Your objective: Lines containing the word "Employee" are to be located and copied.
* * * * * * * * *
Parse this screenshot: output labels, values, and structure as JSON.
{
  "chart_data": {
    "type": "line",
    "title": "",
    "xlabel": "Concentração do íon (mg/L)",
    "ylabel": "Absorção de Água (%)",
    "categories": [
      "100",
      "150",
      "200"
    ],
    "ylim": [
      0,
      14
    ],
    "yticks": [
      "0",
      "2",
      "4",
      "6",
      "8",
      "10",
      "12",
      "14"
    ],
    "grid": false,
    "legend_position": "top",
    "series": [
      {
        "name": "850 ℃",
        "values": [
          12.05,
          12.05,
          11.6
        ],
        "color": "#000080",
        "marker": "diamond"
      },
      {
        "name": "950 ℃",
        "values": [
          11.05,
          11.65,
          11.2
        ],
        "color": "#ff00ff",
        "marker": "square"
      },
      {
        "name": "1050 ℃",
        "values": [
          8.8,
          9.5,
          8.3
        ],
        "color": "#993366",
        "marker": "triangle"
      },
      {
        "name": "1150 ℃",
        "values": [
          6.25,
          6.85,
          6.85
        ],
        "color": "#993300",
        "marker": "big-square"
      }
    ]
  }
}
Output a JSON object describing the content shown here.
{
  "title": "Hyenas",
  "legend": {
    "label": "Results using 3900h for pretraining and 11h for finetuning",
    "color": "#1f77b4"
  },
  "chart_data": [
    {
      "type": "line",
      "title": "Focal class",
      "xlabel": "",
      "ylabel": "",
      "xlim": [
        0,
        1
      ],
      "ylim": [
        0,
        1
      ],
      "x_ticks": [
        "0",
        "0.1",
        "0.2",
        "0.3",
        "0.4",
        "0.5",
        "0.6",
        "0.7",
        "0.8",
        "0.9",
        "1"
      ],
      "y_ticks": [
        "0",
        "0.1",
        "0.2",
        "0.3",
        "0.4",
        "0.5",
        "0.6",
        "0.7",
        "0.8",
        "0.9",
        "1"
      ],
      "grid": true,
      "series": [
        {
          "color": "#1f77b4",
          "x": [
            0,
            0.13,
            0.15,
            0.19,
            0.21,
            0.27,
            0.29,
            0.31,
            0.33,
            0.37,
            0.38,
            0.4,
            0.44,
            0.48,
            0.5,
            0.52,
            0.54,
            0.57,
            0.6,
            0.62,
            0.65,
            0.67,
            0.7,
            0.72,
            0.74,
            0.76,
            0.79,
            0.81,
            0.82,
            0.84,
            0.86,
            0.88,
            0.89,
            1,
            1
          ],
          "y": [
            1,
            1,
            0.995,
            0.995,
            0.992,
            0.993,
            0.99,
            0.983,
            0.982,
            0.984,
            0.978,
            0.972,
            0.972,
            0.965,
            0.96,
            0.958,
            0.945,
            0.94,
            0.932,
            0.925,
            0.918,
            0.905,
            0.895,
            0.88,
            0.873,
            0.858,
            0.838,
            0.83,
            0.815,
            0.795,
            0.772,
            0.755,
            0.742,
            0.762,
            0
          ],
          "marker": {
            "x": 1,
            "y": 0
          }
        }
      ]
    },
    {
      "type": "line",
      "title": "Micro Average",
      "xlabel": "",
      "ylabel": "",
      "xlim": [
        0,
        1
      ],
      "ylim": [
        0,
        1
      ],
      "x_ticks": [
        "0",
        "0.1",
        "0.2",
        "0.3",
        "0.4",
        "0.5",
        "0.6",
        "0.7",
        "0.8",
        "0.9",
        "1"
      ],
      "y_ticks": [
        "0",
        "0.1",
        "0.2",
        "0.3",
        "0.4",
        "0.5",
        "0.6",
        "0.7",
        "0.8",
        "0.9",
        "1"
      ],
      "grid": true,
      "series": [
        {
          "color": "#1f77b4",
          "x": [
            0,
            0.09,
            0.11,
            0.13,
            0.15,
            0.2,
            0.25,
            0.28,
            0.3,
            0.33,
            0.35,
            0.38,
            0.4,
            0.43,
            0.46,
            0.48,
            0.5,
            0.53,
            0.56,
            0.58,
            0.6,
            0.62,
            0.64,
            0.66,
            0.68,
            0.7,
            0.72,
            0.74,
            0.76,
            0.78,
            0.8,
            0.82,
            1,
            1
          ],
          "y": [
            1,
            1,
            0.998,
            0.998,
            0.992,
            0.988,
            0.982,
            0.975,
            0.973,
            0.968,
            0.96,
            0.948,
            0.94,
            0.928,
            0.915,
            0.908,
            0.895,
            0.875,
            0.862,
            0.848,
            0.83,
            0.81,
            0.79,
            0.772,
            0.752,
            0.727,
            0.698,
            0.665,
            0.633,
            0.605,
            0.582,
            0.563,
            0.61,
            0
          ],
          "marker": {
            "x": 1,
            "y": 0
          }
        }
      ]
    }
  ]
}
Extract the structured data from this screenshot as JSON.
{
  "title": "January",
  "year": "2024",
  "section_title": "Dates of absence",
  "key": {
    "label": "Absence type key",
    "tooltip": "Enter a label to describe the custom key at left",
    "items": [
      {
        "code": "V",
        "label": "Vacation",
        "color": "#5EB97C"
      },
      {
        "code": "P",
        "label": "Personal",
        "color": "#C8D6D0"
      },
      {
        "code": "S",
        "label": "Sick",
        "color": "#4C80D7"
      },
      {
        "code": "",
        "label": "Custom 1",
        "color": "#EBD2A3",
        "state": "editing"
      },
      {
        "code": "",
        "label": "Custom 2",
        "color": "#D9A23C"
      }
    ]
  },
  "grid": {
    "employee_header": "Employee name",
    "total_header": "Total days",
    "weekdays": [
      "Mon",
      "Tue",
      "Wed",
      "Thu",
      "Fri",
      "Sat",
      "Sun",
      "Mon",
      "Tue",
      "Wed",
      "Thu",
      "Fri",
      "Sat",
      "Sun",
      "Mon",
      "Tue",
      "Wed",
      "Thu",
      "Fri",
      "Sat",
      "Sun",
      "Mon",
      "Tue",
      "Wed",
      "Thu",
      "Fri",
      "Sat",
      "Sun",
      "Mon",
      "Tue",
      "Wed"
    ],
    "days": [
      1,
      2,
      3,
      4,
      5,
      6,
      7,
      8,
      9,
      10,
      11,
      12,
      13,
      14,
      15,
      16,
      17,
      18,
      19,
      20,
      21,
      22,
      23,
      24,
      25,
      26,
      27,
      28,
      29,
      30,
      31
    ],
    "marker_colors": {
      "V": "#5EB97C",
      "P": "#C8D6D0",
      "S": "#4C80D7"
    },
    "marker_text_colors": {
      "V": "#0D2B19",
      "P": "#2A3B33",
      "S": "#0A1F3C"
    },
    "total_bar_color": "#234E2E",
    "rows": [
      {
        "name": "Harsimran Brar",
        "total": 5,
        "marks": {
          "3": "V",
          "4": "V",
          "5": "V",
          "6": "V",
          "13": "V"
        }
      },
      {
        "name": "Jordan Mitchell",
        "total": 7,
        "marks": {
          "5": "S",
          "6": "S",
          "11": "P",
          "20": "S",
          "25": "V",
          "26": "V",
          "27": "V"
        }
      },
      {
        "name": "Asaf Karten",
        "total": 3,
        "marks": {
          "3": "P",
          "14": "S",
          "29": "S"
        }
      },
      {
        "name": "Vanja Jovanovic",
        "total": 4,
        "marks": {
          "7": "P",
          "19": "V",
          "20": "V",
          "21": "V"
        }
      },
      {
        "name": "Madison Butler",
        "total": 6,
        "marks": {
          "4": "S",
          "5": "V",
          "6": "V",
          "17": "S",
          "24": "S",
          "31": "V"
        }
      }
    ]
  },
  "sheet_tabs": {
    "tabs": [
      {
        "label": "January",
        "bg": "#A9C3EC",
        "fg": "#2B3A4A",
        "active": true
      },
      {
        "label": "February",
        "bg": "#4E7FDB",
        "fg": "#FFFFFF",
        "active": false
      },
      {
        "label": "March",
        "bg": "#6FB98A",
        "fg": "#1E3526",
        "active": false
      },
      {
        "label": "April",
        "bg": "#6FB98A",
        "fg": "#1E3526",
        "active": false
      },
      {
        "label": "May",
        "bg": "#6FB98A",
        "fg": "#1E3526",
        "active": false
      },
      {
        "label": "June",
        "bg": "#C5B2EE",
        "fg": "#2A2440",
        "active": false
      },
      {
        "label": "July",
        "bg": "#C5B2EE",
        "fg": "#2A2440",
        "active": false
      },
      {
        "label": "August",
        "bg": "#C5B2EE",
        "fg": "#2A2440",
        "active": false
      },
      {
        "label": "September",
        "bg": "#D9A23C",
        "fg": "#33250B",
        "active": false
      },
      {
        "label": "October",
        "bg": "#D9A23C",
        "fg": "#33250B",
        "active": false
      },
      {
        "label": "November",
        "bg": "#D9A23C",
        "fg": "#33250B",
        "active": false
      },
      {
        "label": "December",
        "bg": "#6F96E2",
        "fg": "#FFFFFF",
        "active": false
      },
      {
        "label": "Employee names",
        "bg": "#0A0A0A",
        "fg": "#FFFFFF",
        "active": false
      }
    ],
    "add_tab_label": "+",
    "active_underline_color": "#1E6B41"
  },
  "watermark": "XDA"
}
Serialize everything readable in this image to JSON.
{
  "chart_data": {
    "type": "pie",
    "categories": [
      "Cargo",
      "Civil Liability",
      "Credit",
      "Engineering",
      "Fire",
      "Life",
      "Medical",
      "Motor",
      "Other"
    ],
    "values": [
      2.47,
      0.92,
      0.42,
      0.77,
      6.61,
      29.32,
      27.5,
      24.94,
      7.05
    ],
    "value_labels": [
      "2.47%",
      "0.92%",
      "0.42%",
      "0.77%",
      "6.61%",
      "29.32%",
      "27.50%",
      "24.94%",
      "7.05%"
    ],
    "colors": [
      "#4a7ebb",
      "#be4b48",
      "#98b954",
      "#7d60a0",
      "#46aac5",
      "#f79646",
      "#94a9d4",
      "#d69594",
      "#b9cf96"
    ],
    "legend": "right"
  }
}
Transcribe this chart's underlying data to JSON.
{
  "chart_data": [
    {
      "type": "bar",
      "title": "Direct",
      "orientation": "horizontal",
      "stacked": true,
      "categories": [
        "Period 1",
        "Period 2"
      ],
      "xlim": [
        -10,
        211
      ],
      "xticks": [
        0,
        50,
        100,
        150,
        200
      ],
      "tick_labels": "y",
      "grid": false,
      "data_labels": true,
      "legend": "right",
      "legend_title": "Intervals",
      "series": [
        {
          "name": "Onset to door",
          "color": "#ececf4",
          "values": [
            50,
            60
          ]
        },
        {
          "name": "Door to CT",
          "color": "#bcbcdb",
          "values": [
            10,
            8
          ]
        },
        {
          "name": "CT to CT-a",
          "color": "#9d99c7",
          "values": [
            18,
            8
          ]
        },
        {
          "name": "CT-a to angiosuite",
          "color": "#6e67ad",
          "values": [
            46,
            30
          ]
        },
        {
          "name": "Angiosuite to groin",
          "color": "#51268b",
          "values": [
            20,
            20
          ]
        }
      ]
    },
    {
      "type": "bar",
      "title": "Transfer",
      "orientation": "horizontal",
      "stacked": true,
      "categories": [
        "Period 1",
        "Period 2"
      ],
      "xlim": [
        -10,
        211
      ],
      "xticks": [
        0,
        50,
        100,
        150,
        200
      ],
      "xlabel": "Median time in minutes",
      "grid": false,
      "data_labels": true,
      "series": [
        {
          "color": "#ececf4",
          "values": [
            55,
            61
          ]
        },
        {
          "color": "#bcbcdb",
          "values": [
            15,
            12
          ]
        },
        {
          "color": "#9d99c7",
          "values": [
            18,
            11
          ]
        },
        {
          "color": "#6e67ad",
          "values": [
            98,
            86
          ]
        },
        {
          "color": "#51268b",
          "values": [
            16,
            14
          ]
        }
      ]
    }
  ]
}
* * * * * * * * *
Correct response:
    "employee_header": "Employee name",
        "label": "Employee names",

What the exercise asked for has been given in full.